● **TO DO**: Faithfully return all lines, omitting every embedded picture.
[start]
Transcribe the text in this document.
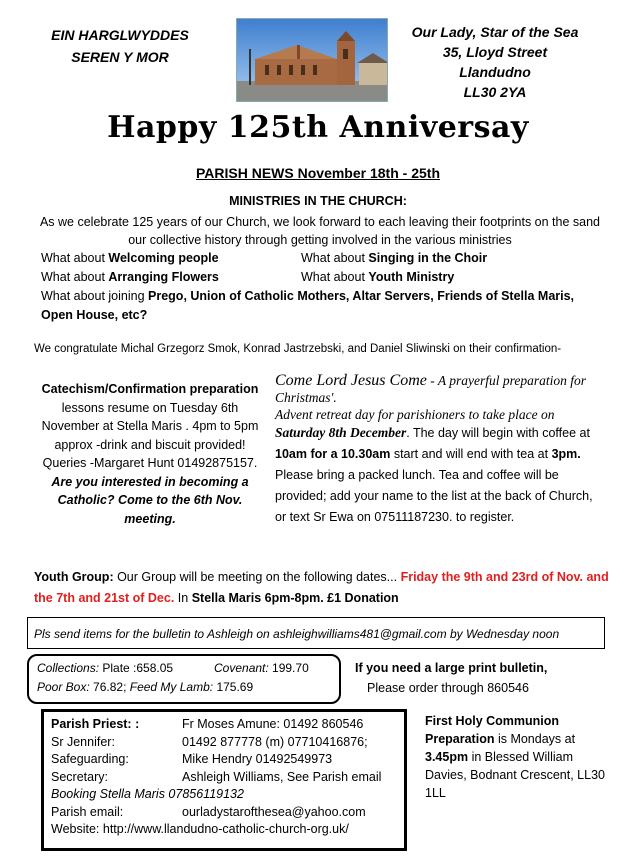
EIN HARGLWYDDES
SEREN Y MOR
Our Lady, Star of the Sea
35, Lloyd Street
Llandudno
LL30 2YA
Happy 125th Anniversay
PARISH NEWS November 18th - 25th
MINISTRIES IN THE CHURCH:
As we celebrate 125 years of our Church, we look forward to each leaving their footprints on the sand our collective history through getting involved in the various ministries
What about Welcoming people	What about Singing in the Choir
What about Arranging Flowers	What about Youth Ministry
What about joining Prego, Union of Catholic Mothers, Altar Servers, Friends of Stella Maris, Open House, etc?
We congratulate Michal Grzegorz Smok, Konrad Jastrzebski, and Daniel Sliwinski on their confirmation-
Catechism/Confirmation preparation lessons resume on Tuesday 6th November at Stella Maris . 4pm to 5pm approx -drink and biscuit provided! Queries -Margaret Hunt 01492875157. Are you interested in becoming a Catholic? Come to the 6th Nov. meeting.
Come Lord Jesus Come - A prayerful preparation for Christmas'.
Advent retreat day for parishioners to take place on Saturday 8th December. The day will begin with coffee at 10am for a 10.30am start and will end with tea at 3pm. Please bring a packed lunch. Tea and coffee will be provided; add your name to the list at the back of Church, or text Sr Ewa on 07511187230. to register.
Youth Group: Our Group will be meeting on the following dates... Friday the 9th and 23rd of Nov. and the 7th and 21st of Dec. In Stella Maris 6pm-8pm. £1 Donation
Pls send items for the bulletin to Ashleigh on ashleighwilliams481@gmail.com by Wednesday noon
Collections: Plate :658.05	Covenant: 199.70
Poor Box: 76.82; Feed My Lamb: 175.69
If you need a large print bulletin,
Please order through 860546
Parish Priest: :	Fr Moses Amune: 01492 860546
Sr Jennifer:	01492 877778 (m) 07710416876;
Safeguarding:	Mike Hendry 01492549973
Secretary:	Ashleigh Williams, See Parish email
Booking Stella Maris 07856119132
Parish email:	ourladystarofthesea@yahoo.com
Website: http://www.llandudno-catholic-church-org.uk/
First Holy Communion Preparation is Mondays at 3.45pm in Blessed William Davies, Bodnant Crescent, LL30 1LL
[end]
● **WRITTEN SOLUTION**:
Transcribe the text in this document.
EIN HARGLWYDDES
SEREN Y MOR
Our Lady, Star of the Sea
35, Lloyd Street
Llandudno
LL30 2YA
Happy 125th Anniversay
PARISH NEWS November 18th - 25th
MINISTRIES IN THE CHURCH:
As we celebrate 125 years of our Church, we look forward to each leaving their footprints on the sand our collective history through getting involved in the various ministries
What about Welcoming people	What about Singing in the Choir
What about Arranging Flowers	What about Youth Ministry
What about joining Prego, Union of Catholic Mothers, Altar Servers, Friends of Stella Maris, Open House, etc?
We congratulate Michal Grzegorz Smok, Konrad Jastrzebski, and Daniel Sliwinski on their confirmation-
Catechism/Confirmation preparation lessons resume on Tuesday 6th November at Stella Maris . 4pm to 5pm approx -drink and biscuit provided! Queries -Margaret Hunt 01492875157. Are you interested in becoming a Catholic? Come to the 6th Nov. meeting.
Come Lord Jesus Come - A prayerful preparation for Christmas'.
Advent retreat day for parishioners to take place on Saturday 8th December. The day will begin with coffee at 10am for a 10.30am start and will end with tea at 3pm. Please bring a packed lunch. Tea and coffee will be provided; add your name to the list at the back of Church, or text Sr Ewa on 07511187230. to register.
Youth Group: Our Group will be meeting on the following dates... Friday the 9th and 23rd of Nov. and the 7th and 21st of Dec. In Stella Maris 6pm-8pm. £1 Donation
Pls send items for the bulletin to Ashleigh on ashleighwilliams481@gmail.com by Wednesday noon
Collections: Plate :658.05	Covenant: 199.70
Poor Box: 76.82; Feed My Lamb: 175.69
If you need a large print bulletin,
Please order through 860546
Parish Priest: :	Fr Moses Amune: 01492 860546
Sr Jennifer:	01492 877778 (m) 07710416876;
Safeguarding:	Mike Hendry 01492549973
Secretary:	Ashleigh Williams, See Parish email
Booking Stella Maris 07856119132
Parish email:	ourladystarofthesea@yahoo.com
Website: http://www.llandudno-catholic-church-org.uk/
First Holy Communion Preparation is Mondays at 3.45pm in Blessed William Davies, Bodnant Crescent, LL30 1LL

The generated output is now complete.